— Start INFORMATION SUPPLIED —

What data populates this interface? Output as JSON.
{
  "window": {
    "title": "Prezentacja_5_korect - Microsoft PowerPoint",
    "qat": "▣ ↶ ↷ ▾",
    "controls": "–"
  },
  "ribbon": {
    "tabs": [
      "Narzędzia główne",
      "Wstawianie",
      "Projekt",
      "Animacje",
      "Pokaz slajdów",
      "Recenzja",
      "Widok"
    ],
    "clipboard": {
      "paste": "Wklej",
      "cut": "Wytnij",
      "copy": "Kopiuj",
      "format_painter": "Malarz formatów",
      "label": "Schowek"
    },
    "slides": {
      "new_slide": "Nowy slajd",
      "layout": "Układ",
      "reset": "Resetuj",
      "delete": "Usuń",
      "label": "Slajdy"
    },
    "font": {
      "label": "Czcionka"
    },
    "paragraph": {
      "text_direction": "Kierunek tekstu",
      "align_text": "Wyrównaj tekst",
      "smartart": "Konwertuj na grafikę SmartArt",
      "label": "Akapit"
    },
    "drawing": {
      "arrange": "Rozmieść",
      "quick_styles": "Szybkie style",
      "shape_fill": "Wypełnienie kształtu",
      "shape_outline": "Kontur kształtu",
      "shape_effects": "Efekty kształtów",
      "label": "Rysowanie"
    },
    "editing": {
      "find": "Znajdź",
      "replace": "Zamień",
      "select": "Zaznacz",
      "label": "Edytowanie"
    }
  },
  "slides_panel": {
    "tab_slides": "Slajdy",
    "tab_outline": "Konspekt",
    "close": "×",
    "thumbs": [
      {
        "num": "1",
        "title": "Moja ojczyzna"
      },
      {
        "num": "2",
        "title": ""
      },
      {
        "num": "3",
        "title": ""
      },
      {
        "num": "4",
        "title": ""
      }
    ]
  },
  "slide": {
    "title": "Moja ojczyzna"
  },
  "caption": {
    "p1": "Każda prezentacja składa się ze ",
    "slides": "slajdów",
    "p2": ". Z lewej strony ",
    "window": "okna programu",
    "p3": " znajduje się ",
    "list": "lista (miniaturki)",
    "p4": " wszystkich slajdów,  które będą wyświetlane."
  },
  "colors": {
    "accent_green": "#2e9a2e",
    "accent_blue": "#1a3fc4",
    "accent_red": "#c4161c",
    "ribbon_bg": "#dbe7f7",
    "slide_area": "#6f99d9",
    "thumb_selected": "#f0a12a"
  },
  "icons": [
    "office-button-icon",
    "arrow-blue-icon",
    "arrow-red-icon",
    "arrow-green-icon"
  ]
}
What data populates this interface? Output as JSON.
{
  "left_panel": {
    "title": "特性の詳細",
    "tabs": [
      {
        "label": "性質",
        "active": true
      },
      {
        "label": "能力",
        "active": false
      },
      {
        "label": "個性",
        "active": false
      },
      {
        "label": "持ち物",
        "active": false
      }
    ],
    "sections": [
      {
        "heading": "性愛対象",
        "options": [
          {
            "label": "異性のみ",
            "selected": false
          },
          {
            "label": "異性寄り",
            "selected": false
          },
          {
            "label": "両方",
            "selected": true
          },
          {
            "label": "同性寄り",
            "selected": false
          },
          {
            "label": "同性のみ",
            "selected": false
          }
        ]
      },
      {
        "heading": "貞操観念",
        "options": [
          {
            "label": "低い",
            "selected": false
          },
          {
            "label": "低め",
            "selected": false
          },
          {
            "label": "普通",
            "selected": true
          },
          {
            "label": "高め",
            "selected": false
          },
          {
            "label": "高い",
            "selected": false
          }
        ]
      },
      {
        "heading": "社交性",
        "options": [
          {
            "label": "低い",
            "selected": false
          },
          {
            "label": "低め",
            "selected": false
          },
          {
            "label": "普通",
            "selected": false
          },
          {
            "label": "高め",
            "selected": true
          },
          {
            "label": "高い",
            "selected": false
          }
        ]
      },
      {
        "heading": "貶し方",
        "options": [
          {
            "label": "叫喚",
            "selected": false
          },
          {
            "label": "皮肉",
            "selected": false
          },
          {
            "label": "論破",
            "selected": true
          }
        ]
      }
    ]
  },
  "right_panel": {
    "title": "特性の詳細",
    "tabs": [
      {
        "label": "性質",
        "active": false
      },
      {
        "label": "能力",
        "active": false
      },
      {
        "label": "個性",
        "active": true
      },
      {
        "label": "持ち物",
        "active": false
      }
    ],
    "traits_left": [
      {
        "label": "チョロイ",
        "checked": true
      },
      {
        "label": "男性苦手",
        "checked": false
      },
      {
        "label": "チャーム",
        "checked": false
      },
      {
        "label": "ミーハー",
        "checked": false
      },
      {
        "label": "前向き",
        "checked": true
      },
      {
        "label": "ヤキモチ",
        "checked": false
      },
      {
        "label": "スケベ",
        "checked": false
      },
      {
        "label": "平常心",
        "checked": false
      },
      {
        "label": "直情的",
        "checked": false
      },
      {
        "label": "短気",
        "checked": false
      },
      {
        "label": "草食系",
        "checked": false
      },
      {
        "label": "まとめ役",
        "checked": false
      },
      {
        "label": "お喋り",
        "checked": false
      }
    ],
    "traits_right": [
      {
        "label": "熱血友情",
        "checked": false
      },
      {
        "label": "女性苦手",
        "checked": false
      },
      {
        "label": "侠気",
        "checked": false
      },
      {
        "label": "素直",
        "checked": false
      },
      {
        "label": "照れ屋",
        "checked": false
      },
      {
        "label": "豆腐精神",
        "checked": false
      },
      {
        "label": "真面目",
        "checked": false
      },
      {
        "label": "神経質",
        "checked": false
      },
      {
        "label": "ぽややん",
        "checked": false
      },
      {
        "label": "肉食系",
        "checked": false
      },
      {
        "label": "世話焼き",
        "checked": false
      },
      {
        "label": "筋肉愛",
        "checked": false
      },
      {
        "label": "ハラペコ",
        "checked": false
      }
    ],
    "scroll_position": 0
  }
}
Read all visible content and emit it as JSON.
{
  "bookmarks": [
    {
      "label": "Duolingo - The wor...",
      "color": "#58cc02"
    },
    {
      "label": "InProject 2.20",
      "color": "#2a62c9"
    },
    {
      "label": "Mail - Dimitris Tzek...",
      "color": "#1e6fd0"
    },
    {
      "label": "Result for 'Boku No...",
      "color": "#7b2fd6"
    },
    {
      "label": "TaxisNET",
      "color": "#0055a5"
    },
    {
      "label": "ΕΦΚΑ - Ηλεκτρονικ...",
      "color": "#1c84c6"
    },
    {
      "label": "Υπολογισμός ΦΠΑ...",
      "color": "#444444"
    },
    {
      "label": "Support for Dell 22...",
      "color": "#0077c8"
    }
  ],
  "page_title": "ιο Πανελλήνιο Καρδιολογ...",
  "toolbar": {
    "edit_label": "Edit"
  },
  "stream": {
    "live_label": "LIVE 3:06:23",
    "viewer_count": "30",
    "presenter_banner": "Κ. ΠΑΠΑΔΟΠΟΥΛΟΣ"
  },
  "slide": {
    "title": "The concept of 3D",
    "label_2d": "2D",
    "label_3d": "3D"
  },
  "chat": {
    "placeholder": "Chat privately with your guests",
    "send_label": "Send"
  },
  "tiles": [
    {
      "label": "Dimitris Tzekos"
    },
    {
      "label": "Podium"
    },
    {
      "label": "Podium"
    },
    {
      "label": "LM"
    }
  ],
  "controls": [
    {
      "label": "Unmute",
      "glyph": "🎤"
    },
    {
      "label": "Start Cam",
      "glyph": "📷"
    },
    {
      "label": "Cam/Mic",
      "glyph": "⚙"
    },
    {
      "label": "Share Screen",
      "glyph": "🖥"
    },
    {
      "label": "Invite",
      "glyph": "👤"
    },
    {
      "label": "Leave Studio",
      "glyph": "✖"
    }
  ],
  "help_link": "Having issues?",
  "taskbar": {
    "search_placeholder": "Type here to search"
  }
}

— End INFORMATION SUPPLIED —

| EXERCISE AIM |
In the material above, tally every line with the string "ojczyzna" in it, then give that number alone.

| WRITTEN SOLUTION |
2